Requirement
Copy the records below exactly, leaving out any pictures.

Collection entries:
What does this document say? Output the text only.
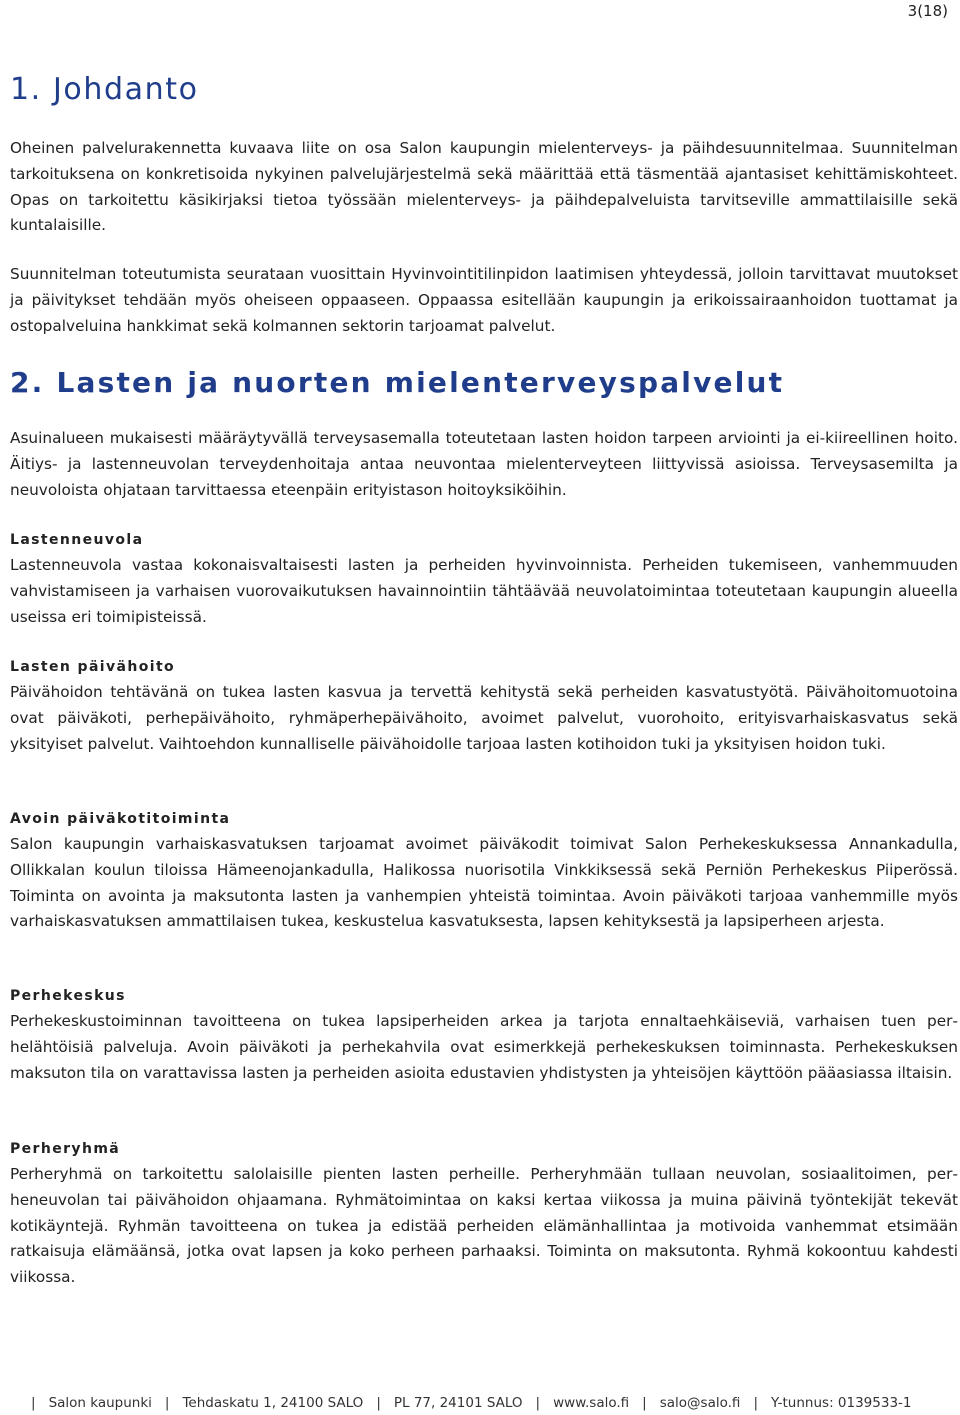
3(18)
1. Johdanto

Oheinen palvelurakennetta kuvaava liite on osa Salon kaupungin mielenterveys- ja päihdesuunnitelmaa. Suunnitelman tarkoituksena on konkretisoida nykyinen palvelujärjestelmä sekä määrittää että täsmentää ajantasiset kehittämiskohteet. Opas on tarkoitettu käsikirjaksi tietoa työssään mielenterveys- ja päihdepalveluista tarvitseville ammattilaisille sekä kuntalaisille.

Suunnitelman toteutumista seurataan vuosittain Hyvinvointitilinpidon laatimisen yhteydessä, jolloin tarvittavat muutokset ja päivitykset tehdään myös oheiseen oppaaseen. Oppaassa esitellään kaupungin ja erikoissairaanhoidon tuottamat ja ostopalveluina hankkimat sekä kolmannen sektorin tarjoamat palvelut.

2. Lasten ja nuorten mielenterveyspalvelut

Asuinalueen mukaisesti määräytyvällä terveysasemalla toteutetaan lasten hoidon tarpeen arviointi ja ei-kiireellinen hoito. Äitiys- ja lastenneuvolan terveydenhoitaja antaa neuvontaa mielenterveyteen liittyvissä asioissa. Terveysasemilta ja neuvoloista ohjataan tarvittaessa eteenpäin erityistason hoitoyksiköihin.

Lastenneuvola

Lastenneuvola vastaa kokonaisvaltaisesti lasten ja perheiden hyvinvoinnista. Perheiden tukemiseen, vanhemmuuden vahvistamiseen ja varhaisen vuorovaikutuksen havainnointiin tähtäävää neuvolatoimintaa toteutetaan kaupungin alueella useissa eri toimipisteissä.

Lasten päivähoito

Päivähoidon tehtävänä on tukea lasten kasvua ja tervettä kehitystä sekä perheiden kasvatustyötä. Päivähoitomuotoina ovat päiväkoti, perhepäivähoito, ryhmäperhepäivähoito, avoimet palvelut, vuorohoito, erityisvarhaiskasvatus sekä yksityiset palvelut. Vaihtoehdon kunnalliselle päivähoidolle tarjoaa lasten kotihoidon tuki ja yksityisen hoidon tuki.

Avoin päiväkotitoiminta

Salon kaupungin varhaiskasvatuksen tarjoamat avoimet päiväkodit toimivat Salon Perhekeskuksessa Annankadulla, Ollikkalan koulun tiloissa Hämeenojankadulla, Halikossa nuorisotila Vinkkiksessä sekä Perniön Perhekeskus Piiperössä. Toiminta on avointa ja maksutonta lasten ja vanhempien yhteistä toimintaa. Avoin päiväkoti tarjoaa vanhemmille myös varhaiskasvatuksen ammattilaisen tukea, keskustelua kasvatuksesta, lapsen kehityksestä ja lapsiperheen arjesta.

Perhekeskus

Perhekeskustoiminnan tavoitteena on tukea lapsiperheiden arkea ja tarjota ennaltaehkäiseviä, varhaisen tuen perhelähtöisiä palveluja. Avoin päiväkoti ja perhekahvila ovat esimerkkejä perhekeskuksen toiminnasta. Perhekeskuksen maksuton tila on varattavissa lasten ja perheiden asioita edustavien yhdistysten ja yhteisöjen käyttöön pääasiassa iltaisin.

Perheryhmä

Perheryhmä on tarkoitettu salolaisille pienten lasten perheille. Perheryhmään tullaan neuvolan, sosiaalitoimen, perheneuvolan tai päivähoidon ohjaamana. Ryhmätoimintaa on kaksi kertaa viikossa ja muina päivinä työntekijät tekevät kotikäyntejä. Ryhmän tavoitteena on tukea ja edistää perheiden elämänhallintaa ja motivoida vanhemmat etsimään ratkaisuja elämäänsä, jotka ovat lapsen ja koko perheen parhaaksi. Toiminta on maksutonta. Ryhmä kokoontuu kahdesti viikossa.

| Salon kaupunki | Tehdaskatu 1, 24100 SALO | PL 77, 24101 SALO | www.salo.fi | salo@salo.fi | Y-tunnus: 0139533-1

Written solution
What does this document say? Output the text only.
3(18)
1. Johdanto

Oheinen palvelurakennetta kuvaava liite on osa Salon kaupungin mielenterveys- ja päihdesuunnitelmaa. Suunnitelman tarkoituksena on konkretisoida nykyinen palvelujärjestelmä sekä määrittää että täsmentää ajantasiset kehittämiskohteet. Opas on tarkoitettu käsikirjaksi tietoa työssään mielenterveys- ja päihdepalveluista tarvitseville ammattilaisille sekä kuntalaisille.

Suunnitelman toteutumista seurataan vuosittain Hyvinvointitilinpidon laatimisen yhteydessä, jolloin tarvittavat muutokset ja päivitykset tehdään myös oheiseen oppaaseen. Oppaassa esitellään kaupungin ja erikoissairaanhoidon tuottamat ja ostopalveluina hankkimat sekä kolmannen sektorin tarjoamat palvelut.

2. Lasten ja nuorten mielenterveyspalvelut

Asuinalueen mukaisesti määräytyvällä terveysasemalla toteutetaan lasten hoidon tarpeen arviointi ja ei-kiireellinen hoito. Äitiys- ja lastenneuvolan terveydenhoitaja antaa neuvontaa mielenterveyteen liittyvissä asioissa. Terveysasemilta ja neuvoloista ohjataan tarvittaessa eteenpäin erityistason hoitoyksiköihin.

Lastenneuvola

Lastenneuvola vastaa kokonaisvaltaisesti lasten ja perheiden hyvinvoinnista. Perheiden tukemiseen, vanhemmuuden vahvistamiseen ja varhaisen vuorovaikutuksen havainnointiin tähtäävää neuvolatoimintaa toteutetaan kaupungin alueella useissa eri toimipisteissä.

Lasten päivähoito

Päivähoidon tehtävänä on tukea lasten kasvua ja tervettä kehitystä sekä perheiden kasvatustyötä. Päivähoitomuotoina ovat päiväkoti, perhepäivähoito, ryhmäperhepäivähoito, avoimet palvelut, vuorohoito, erityisvarhaiskasvatus sekä yksityiset palvelut. Vaihtoehdon kunnalliselle päivähoidolle tarjoaa lasten kotihoidon tuki ja yksityisen hoidon tuki.

Avoin päiväkotitoiminta

Salon kaupungin varhaiskasvatuksen tarjoamat avoimet päiväkodit toimivat Salon Perhekeskuksessa Annankadulla, Ollikkalan koulun tiloissa Hämeenojankadulla, Halikossa nuorisotila Vinkkiksessä sekä Perniön Perhekeskus Piiperössä. Toiminta on avointa ja maksutonta lasten ja vanhempien yhteistä toimintaa. Avoin päiväkoti tarjoaa vanhemmille myös varhaiskasvatuksen ammattilaisen tukea, keskustelua kasvatuksesta, lapsen kehityksestä ja lapsiperheen arjesta.

Perhekeskus

Perhekeskustoiminnan tavoitteena on tukea lapsiperheiden arkea ja tarjota ennaltaehkäiseviä, varhaisen tuen perhelähtöisiä palveluja. Avoin päiväkoti ja perhekahvila ovat esimerkkejä perhekeskuksen toiminnasta. Perhekeskuksen maksuton tila on varattavissa lasten ja perheiden asioita edustavien yhdistysten ja yhteisöjen käyttöön pääasiassa iltaisin.

Perheryhmä

Perheryhmä on tarkoitettu salolaisille pienten lasten perheille. Perheryhmään tullaan neuvolan, sosiaalitoimen, perheneuvolan tai päivähoidon ohjaamana. Ryhmätoimintaa on kaksi kertaa viikossa ja muina päivinä työntekijät tekevät kotikäyntejä. Ryhmän tavoitteena on tukea ja edistää perheiden elämänhallintaa ja motivoida vanhemmat etsimään ratkaisuja elämäänsä, jotka ovat lapsen ja koko perheen parhaaksi. Toiminta on maksutonta. Ryhmä kokoontuu kahdesti viikossa.

| Salon kaupunki | Tehdaskatu 1, 24100 SALO | PL 77, 24101 SALO | www.salo.fi | salo@salo.fi | Y-tunnus: 0139533-1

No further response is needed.